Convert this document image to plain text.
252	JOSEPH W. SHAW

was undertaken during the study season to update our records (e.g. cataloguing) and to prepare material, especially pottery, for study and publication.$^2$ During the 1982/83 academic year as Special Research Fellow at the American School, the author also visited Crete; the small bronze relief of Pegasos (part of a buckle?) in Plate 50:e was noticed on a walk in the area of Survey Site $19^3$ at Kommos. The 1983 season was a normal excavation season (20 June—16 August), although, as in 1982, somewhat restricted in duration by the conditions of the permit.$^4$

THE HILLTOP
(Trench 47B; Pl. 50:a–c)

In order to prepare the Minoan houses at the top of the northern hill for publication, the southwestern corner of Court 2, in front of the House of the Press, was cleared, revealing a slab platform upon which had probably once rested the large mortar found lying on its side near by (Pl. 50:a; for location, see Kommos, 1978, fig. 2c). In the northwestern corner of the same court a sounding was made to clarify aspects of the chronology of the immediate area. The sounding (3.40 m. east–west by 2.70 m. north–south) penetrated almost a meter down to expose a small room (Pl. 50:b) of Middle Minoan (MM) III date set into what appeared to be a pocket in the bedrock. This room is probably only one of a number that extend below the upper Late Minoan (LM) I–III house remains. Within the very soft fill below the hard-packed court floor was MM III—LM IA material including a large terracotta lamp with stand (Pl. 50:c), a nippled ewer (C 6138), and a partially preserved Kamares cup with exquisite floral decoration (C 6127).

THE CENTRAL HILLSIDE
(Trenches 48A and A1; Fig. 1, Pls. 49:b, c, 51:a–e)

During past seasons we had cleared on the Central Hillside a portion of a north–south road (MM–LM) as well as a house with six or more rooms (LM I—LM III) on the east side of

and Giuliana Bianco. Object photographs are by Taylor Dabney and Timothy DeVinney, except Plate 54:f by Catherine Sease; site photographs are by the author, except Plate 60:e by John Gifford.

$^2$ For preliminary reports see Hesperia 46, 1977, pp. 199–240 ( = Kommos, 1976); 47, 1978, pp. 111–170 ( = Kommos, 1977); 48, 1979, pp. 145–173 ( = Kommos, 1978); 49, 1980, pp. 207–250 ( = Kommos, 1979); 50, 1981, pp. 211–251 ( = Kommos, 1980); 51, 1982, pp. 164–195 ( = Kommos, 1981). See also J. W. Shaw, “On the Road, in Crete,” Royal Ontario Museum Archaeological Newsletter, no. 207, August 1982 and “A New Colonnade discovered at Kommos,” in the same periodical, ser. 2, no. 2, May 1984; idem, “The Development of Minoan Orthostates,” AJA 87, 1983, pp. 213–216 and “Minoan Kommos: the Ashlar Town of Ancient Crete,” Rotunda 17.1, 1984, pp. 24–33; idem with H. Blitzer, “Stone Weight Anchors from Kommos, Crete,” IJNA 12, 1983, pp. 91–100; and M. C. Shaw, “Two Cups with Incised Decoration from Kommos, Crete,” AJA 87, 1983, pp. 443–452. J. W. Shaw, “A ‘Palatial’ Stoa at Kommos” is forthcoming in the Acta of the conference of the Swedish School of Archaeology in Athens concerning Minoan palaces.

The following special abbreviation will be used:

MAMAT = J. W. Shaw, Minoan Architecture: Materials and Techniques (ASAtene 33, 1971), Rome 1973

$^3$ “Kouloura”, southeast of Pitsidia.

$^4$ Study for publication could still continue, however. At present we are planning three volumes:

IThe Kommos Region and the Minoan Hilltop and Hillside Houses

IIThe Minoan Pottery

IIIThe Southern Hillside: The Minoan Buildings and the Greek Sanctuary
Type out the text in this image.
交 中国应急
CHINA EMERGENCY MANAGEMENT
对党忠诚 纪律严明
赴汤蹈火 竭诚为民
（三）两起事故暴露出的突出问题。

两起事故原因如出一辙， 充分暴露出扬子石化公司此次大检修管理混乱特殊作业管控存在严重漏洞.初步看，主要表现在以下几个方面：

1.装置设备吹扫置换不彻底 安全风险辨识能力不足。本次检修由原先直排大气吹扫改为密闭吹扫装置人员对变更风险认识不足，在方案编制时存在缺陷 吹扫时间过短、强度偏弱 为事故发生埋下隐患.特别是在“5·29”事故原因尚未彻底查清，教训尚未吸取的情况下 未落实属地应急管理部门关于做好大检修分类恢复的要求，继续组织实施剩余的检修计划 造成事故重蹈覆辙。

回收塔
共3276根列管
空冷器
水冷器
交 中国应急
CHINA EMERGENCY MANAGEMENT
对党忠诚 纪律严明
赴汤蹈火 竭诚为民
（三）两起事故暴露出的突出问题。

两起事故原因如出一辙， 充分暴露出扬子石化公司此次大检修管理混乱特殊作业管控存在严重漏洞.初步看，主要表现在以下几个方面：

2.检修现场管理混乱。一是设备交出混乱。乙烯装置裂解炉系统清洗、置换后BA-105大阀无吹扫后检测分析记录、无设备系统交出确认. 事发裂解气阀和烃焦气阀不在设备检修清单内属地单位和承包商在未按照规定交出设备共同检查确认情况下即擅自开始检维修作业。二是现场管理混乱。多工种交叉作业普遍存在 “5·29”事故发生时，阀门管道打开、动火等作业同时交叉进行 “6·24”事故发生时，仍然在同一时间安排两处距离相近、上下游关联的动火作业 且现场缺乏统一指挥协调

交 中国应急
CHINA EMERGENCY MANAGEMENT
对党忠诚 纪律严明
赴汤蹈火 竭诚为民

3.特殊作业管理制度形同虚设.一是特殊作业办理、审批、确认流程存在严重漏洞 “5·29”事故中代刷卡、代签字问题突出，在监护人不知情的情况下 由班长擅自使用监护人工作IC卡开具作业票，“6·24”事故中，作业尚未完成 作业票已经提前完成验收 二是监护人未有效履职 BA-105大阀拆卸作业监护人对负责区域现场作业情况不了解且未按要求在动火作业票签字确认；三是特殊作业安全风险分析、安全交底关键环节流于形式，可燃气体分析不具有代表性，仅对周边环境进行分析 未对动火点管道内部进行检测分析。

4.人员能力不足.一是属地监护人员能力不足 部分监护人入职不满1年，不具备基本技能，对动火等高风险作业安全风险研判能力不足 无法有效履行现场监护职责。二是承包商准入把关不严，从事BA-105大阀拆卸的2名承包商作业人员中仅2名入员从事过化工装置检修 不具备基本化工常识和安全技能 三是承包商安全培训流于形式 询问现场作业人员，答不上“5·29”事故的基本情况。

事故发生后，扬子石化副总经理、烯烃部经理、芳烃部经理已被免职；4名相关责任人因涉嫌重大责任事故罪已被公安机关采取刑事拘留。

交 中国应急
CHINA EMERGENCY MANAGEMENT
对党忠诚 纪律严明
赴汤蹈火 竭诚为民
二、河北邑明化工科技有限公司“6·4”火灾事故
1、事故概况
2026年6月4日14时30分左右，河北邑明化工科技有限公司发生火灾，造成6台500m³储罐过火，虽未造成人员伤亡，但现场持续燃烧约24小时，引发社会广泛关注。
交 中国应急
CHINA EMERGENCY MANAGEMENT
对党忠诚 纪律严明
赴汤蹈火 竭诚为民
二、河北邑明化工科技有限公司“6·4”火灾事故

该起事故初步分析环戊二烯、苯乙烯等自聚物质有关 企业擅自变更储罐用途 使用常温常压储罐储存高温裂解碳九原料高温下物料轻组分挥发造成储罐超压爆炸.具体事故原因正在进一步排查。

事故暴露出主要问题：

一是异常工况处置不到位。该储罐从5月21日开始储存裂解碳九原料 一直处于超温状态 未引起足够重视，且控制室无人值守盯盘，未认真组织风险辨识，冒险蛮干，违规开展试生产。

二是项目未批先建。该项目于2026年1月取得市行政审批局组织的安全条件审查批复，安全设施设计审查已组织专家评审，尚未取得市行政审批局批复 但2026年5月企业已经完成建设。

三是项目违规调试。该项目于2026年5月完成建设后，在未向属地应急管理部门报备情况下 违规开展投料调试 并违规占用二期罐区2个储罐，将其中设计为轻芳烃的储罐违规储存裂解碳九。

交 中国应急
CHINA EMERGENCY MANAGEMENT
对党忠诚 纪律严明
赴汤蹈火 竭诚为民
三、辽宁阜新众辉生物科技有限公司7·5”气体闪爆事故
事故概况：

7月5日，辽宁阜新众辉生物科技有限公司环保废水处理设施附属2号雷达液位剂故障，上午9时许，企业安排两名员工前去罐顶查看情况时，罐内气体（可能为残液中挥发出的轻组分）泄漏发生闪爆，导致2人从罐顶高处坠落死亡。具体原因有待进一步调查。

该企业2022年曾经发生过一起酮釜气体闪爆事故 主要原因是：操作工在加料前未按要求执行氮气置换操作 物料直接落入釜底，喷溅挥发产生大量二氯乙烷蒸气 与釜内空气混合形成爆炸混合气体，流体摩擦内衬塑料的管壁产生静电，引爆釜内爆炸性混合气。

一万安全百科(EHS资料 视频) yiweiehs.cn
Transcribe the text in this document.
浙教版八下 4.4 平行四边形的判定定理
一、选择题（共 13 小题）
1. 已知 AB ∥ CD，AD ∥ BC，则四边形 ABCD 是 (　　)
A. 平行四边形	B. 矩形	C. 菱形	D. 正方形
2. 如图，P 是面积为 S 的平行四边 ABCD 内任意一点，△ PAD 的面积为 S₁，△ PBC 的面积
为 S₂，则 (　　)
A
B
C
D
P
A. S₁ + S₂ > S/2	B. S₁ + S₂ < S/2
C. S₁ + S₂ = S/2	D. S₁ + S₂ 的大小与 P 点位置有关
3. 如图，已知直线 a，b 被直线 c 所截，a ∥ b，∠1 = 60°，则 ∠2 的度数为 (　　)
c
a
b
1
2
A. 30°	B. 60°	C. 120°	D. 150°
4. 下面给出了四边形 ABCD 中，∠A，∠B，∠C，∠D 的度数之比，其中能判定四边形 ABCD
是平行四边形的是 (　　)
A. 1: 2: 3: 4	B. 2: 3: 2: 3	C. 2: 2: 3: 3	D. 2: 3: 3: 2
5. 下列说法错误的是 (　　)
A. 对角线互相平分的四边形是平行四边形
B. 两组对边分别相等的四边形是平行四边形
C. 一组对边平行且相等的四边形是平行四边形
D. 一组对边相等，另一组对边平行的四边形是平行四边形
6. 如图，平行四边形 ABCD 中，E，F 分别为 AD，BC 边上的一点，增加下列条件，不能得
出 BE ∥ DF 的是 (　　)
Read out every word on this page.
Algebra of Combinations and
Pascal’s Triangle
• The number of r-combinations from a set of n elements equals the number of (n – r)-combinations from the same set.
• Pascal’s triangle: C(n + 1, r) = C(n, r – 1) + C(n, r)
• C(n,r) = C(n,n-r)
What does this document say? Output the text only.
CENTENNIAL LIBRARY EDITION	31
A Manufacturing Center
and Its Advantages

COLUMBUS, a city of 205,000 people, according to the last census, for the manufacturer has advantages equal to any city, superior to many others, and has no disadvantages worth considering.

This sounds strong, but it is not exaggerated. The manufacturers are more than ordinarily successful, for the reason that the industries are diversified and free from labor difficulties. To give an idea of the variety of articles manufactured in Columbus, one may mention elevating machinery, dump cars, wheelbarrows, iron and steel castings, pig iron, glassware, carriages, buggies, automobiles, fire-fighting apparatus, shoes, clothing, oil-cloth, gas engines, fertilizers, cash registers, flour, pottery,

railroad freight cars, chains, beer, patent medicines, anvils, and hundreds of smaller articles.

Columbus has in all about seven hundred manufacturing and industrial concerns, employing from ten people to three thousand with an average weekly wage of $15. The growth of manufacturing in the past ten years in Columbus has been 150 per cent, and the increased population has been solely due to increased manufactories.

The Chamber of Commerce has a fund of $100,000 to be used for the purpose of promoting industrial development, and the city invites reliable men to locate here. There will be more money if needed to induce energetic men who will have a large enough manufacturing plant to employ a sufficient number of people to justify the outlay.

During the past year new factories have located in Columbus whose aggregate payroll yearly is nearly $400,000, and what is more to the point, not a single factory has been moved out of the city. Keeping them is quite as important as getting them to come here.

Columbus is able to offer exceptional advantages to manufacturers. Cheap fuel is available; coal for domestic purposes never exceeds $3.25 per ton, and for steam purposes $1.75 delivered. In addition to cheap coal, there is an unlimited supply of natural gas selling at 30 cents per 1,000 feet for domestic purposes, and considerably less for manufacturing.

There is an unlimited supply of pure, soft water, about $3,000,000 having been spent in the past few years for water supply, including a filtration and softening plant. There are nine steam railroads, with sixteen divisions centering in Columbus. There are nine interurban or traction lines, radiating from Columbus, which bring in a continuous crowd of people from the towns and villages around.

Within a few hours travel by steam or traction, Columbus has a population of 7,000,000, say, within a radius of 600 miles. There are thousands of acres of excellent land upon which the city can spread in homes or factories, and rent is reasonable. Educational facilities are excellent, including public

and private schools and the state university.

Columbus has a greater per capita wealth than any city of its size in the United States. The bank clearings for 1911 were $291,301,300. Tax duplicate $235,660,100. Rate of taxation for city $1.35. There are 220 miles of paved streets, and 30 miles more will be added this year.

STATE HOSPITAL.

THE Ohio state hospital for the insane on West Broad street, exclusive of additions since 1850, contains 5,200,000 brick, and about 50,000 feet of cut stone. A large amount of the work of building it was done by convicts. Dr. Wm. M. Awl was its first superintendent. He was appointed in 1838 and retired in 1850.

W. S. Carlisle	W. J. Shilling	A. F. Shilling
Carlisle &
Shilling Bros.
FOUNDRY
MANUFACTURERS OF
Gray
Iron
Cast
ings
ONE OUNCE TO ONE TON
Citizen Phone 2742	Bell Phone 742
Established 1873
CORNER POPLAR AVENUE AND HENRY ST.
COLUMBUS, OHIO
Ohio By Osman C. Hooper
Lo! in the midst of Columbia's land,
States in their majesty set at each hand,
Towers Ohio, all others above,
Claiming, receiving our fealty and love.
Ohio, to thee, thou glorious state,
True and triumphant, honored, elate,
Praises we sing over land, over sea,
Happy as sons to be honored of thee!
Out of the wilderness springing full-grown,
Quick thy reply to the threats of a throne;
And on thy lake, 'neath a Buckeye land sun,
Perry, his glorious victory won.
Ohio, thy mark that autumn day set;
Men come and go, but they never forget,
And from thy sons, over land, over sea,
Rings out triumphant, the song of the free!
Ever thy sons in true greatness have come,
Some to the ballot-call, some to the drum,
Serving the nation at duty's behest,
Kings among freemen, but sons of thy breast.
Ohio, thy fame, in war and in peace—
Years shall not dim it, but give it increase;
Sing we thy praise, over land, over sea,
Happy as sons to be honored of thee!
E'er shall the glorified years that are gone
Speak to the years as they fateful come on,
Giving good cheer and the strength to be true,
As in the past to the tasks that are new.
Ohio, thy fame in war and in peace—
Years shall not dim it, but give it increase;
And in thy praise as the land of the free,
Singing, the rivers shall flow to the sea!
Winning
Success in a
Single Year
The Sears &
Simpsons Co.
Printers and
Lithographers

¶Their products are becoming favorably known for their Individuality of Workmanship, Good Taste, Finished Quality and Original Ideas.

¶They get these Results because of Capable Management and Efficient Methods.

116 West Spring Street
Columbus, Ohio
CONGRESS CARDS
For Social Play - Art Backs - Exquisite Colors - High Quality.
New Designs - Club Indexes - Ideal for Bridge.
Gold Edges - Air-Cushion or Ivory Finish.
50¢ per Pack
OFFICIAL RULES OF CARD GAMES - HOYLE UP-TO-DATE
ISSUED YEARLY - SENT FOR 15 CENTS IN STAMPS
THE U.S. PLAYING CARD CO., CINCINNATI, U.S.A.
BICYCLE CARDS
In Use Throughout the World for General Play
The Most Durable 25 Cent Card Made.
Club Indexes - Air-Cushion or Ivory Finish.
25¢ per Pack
★ ★ ★
Copy every line above that includes the string "shall".

Years shall not dim it, but give it increase;
E'er shall the glorified years that are gone
Years shall not dim it, but give it increase;
Singing, the rivers shall flow to the sea!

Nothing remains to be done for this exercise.